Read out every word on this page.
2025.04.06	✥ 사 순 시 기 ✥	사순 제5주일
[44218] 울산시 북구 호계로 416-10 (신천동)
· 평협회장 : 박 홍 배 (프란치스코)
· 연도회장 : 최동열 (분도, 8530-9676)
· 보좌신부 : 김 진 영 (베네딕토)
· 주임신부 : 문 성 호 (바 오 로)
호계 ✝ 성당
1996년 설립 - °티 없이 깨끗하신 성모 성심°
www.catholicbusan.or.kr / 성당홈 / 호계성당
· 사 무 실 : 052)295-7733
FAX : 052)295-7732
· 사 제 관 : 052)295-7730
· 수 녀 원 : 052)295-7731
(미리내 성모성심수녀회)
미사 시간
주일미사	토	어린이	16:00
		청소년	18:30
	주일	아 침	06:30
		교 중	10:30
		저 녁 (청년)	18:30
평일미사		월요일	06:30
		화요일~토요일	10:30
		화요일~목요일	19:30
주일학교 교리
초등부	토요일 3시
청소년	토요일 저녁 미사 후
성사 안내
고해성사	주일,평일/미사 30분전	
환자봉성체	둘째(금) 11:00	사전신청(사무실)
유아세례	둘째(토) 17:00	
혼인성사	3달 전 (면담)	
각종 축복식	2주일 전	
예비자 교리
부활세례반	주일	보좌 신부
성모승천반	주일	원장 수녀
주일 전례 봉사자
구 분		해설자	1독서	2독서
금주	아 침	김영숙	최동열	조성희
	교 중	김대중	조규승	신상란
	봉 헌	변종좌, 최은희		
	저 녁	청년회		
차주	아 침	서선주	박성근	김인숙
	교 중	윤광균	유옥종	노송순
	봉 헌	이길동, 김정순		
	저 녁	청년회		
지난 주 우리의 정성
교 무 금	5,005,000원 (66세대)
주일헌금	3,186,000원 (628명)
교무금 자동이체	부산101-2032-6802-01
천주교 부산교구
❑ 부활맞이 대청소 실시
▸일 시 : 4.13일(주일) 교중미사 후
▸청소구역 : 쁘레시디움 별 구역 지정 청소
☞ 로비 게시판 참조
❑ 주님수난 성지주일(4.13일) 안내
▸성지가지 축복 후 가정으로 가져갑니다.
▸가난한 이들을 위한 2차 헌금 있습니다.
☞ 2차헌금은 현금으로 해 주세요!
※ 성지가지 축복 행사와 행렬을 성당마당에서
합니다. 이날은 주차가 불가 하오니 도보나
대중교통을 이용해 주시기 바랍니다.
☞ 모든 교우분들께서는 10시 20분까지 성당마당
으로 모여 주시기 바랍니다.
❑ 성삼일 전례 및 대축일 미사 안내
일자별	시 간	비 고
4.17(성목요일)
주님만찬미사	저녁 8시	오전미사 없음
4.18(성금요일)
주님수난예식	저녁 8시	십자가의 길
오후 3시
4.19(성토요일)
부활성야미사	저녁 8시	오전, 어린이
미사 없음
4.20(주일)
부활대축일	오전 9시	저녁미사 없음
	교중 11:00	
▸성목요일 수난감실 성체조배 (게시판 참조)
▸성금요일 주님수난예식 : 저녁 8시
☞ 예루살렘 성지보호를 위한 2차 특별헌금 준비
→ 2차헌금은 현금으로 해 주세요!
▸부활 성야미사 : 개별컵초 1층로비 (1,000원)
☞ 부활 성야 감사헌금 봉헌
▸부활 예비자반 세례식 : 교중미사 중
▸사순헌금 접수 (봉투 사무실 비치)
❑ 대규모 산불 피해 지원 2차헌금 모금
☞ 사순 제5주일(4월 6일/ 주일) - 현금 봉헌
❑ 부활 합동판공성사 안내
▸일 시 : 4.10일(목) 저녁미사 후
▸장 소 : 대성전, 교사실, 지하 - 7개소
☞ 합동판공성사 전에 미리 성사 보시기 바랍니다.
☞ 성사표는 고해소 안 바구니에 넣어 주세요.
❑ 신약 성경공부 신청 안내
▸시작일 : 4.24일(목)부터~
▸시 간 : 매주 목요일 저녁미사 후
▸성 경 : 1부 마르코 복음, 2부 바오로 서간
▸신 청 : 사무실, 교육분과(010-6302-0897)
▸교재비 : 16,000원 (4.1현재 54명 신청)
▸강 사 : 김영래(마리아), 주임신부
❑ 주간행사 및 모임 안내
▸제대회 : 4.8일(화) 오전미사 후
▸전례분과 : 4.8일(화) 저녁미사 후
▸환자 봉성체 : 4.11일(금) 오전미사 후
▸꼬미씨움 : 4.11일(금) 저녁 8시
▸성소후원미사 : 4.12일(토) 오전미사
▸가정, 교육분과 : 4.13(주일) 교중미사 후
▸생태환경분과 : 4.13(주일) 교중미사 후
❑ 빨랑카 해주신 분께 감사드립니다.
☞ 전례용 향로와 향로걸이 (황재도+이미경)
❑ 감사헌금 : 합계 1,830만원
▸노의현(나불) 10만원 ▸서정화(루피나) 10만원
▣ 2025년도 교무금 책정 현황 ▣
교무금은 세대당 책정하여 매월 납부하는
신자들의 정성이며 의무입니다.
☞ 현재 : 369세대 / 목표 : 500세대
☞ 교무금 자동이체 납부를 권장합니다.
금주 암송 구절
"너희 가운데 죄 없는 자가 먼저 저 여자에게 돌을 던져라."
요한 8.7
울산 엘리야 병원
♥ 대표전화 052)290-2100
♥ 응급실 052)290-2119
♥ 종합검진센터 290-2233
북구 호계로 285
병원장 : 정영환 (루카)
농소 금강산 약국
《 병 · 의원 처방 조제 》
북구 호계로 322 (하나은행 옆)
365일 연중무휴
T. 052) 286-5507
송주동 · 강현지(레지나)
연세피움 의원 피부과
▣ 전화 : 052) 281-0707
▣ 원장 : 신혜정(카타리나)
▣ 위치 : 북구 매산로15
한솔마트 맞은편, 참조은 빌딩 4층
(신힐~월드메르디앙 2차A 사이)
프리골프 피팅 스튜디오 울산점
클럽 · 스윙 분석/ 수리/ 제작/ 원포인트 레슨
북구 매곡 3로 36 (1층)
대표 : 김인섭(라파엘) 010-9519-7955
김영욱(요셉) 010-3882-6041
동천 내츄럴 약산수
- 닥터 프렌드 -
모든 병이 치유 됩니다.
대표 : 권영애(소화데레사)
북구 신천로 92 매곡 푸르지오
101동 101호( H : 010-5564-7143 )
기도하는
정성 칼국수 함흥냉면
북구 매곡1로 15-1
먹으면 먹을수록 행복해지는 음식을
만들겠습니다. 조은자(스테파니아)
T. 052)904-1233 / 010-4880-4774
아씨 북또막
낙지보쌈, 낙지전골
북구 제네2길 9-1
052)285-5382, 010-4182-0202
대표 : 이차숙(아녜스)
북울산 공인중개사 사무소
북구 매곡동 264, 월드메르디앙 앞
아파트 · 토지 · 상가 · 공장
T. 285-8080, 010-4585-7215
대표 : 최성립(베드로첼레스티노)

• • • •

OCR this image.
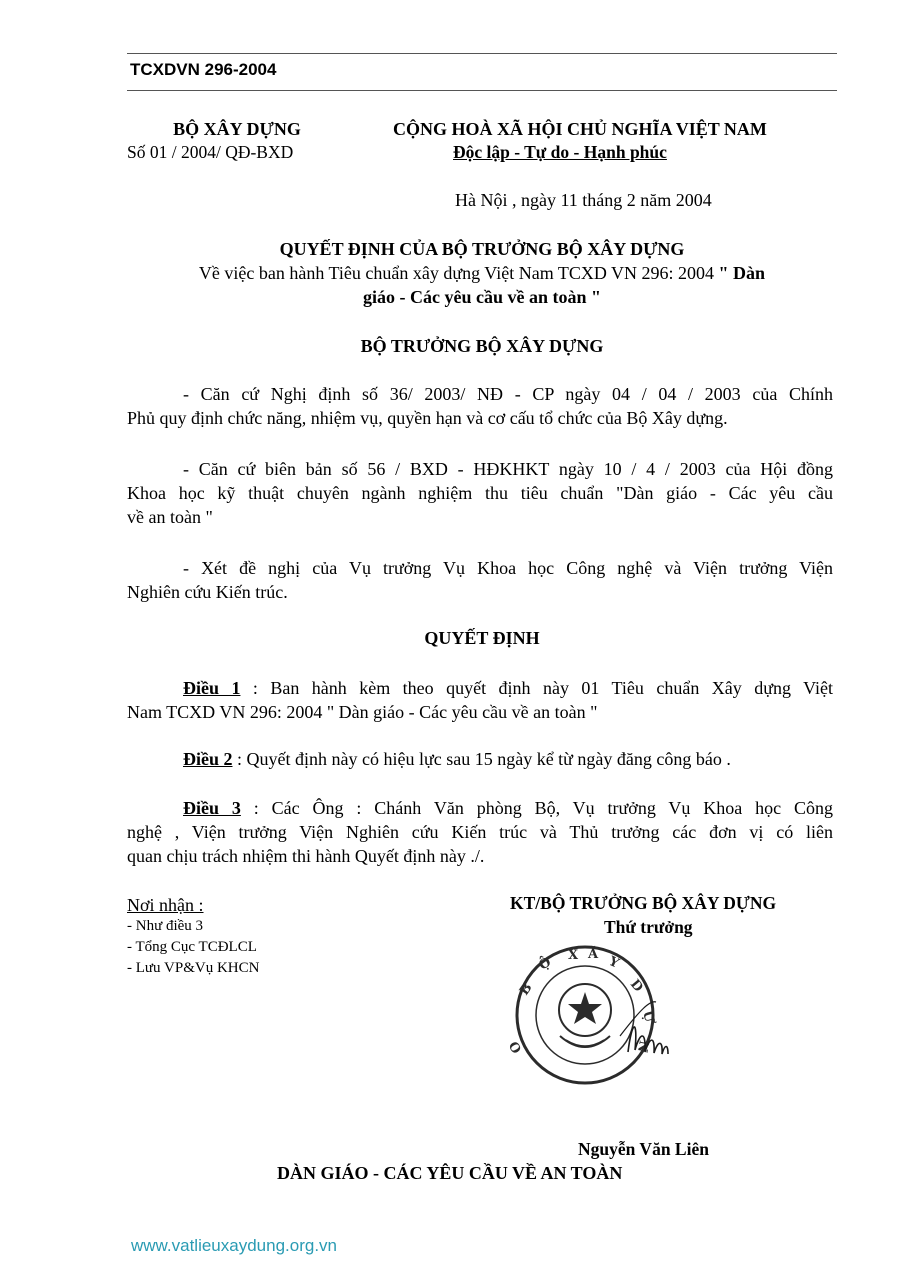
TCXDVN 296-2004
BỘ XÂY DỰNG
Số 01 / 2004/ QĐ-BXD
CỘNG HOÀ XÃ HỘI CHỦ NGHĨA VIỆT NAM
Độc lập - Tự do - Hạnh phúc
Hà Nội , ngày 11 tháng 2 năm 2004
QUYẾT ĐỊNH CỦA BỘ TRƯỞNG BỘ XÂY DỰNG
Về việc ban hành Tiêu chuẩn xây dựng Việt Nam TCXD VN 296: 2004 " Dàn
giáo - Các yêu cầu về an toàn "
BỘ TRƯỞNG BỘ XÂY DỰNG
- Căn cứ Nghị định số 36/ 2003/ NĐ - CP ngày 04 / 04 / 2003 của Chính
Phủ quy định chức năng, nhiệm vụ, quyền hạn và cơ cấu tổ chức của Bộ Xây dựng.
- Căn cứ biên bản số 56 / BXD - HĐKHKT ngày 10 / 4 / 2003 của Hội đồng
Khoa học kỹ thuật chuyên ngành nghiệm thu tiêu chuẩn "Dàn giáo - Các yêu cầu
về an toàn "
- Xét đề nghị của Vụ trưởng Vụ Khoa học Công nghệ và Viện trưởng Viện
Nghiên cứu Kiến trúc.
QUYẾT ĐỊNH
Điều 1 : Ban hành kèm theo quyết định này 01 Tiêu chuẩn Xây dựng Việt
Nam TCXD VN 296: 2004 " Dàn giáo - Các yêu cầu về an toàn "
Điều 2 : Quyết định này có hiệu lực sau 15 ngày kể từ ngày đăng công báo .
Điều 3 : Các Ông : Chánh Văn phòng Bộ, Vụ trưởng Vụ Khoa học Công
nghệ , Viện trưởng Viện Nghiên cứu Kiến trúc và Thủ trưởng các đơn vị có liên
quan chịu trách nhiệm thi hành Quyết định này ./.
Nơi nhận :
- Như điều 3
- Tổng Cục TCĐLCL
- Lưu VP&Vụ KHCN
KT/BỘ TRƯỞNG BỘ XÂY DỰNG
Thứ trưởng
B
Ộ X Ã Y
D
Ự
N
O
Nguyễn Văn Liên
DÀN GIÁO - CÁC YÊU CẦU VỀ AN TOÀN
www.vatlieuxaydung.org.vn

• • • •

Exercise
Scan the material above. Copy each line that holds the word "오전미사".

Finished task
주님만찬미사	저녁 8시	오전미사 없음
▸제대회 : 4.8일(화) 오전미사 후
▸환자 봉성체 : 4.11일(금) 오전미사 후
▸성소후원미사 : 4.12일(토) 오전미사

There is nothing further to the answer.